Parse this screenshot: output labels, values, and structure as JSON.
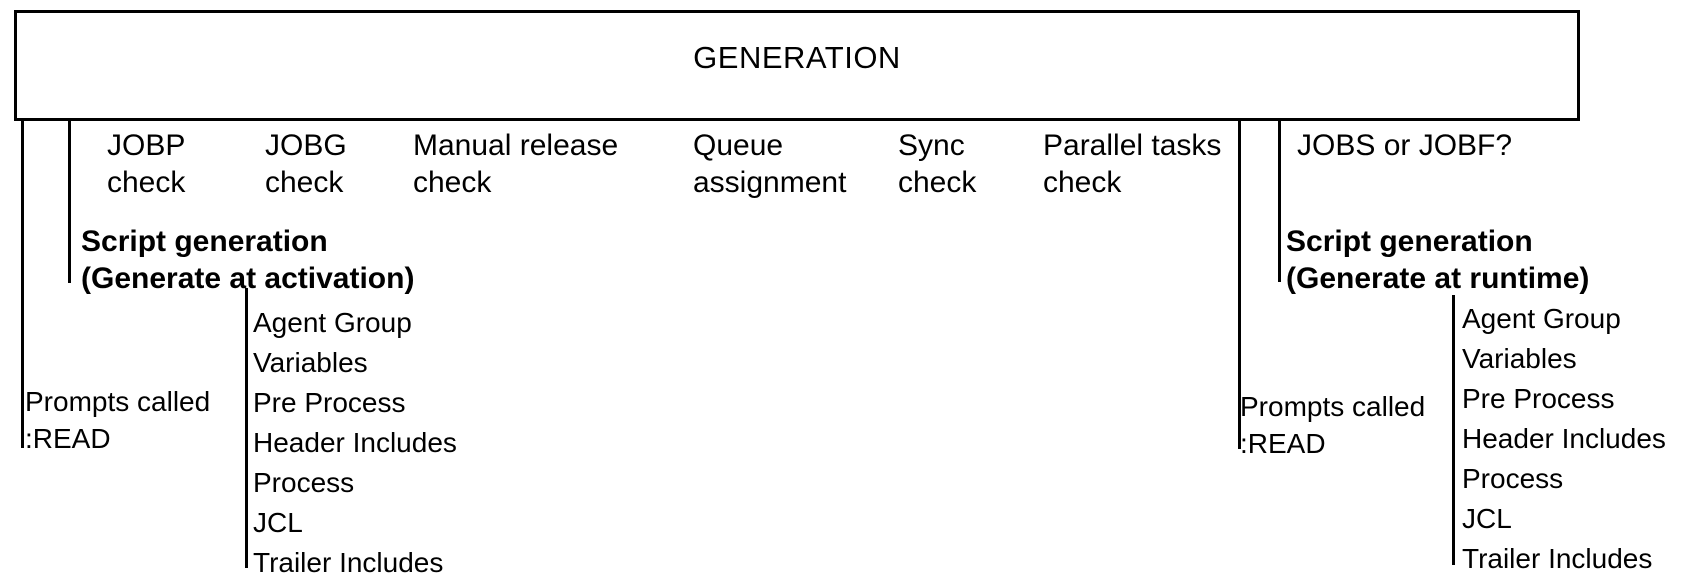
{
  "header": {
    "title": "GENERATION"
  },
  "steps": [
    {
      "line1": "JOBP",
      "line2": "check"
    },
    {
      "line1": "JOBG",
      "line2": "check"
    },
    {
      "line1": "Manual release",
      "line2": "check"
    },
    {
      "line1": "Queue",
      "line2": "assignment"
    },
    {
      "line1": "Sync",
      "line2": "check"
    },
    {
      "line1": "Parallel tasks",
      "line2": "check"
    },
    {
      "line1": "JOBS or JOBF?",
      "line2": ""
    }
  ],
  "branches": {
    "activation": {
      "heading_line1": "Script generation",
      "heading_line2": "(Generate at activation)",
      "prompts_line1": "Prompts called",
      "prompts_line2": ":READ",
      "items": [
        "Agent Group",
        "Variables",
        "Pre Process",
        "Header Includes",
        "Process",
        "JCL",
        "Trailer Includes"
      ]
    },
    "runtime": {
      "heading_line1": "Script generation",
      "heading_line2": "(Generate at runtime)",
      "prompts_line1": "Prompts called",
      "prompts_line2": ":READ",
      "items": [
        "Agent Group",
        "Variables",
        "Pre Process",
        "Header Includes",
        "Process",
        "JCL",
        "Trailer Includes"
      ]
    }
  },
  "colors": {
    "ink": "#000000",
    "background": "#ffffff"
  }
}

==

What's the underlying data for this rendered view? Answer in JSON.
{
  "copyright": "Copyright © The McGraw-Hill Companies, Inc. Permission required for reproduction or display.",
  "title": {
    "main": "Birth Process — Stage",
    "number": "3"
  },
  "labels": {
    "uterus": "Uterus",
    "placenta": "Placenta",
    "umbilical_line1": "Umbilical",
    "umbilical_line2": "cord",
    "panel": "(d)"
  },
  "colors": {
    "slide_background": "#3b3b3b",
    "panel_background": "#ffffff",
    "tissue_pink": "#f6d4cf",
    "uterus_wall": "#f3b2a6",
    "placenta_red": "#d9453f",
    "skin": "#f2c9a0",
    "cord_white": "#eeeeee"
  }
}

Work to complete: Determine how many lines of the listing above include the word "activation", and report that number only.

Exercise answer: 2